> _Goal of the exercise_: In the entries below, find the lines that contain the word "unless" and copy them.

Stored data
BEGIN
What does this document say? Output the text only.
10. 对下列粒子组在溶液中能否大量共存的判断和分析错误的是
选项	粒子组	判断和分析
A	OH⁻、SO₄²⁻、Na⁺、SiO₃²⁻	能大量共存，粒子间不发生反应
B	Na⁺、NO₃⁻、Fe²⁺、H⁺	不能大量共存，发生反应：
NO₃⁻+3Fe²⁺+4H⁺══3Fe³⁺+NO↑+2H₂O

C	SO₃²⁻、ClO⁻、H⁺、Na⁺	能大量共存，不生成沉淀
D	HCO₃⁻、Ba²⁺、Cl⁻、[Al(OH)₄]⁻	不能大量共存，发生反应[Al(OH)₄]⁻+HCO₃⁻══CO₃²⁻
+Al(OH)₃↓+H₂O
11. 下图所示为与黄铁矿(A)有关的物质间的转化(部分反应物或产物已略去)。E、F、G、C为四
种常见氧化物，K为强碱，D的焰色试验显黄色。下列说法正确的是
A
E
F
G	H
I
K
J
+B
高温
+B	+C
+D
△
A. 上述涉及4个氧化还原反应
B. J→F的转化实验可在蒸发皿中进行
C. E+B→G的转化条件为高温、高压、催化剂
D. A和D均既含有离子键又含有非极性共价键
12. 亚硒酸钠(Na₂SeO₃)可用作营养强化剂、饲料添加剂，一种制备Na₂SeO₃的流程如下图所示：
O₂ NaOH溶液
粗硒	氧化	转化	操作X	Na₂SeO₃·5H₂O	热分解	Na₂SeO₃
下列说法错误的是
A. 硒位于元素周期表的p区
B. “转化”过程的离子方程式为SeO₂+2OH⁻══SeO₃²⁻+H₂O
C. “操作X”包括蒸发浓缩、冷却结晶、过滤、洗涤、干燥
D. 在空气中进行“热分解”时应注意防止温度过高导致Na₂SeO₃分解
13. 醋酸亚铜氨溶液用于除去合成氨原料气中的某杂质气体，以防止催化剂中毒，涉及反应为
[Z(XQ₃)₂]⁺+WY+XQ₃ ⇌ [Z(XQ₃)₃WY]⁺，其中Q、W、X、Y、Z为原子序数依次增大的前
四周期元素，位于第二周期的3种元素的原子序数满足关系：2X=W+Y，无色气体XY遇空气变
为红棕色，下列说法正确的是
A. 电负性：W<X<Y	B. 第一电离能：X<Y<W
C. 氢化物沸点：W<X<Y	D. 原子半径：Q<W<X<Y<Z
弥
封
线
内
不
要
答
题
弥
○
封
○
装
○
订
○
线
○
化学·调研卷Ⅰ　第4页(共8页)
END
BEGIN
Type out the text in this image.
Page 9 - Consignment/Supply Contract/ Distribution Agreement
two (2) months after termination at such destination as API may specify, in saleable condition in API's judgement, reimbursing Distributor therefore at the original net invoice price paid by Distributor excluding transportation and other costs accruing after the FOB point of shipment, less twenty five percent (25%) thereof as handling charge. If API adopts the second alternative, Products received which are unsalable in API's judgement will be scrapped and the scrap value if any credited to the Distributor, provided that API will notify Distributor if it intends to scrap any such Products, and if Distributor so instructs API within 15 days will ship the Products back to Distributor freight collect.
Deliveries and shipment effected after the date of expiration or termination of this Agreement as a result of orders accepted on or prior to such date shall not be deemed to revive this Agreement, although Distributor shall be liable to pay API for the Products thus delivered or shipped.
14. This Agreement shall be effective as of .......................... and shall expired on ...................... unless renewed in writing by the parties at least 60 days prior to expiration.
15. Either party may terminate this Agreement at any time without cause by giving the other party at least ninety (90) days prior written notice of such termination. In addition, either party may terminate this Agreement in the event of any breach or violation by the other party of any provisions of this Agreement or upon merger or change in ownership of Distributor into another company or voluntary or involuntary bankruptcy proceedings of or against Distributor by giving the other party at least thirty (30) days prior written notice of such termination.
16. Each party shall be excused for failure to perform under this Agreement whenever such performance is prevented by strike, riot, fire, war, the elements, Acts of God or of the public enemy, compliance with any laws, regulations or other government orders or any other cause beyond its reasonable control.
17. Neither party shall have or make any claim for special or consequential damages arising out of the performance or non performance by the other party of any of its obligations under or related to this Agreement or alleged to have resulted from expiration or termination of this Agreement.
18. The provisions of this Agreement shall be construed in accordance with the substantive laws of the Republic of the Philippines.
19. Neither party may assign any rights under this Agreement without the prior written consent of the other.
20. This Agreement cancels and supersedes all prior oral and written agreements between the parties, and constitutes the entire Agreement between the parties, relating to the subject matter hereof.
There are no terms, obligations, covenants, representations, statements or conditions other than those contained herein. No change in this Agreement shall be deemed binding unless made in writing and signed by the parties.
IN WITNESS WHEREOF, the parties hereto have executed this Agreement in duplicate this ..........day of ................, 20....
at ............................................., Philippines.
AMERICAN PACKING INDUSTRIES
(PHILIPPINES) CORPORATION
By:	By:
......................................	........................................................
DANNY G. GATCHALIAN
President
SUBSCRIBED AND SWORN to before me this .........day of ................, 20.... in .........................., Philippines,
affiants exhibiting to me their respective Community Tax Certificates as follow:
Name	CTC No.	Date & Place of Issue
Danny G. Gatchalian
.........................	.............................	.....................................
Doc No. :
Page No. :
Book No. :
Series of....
END
> _Response for this exercise_:
14. This Agreement shall be effective as of .......................... and shall expired on ...................... unless renewed in writing by the parties at least 60 days prior to expiration.
There are no terms, obligations, covenants, representations, statements or conditions other than those contained herein. No change in this Agreement shall be deemed binding unless made in writing and signed by the parties.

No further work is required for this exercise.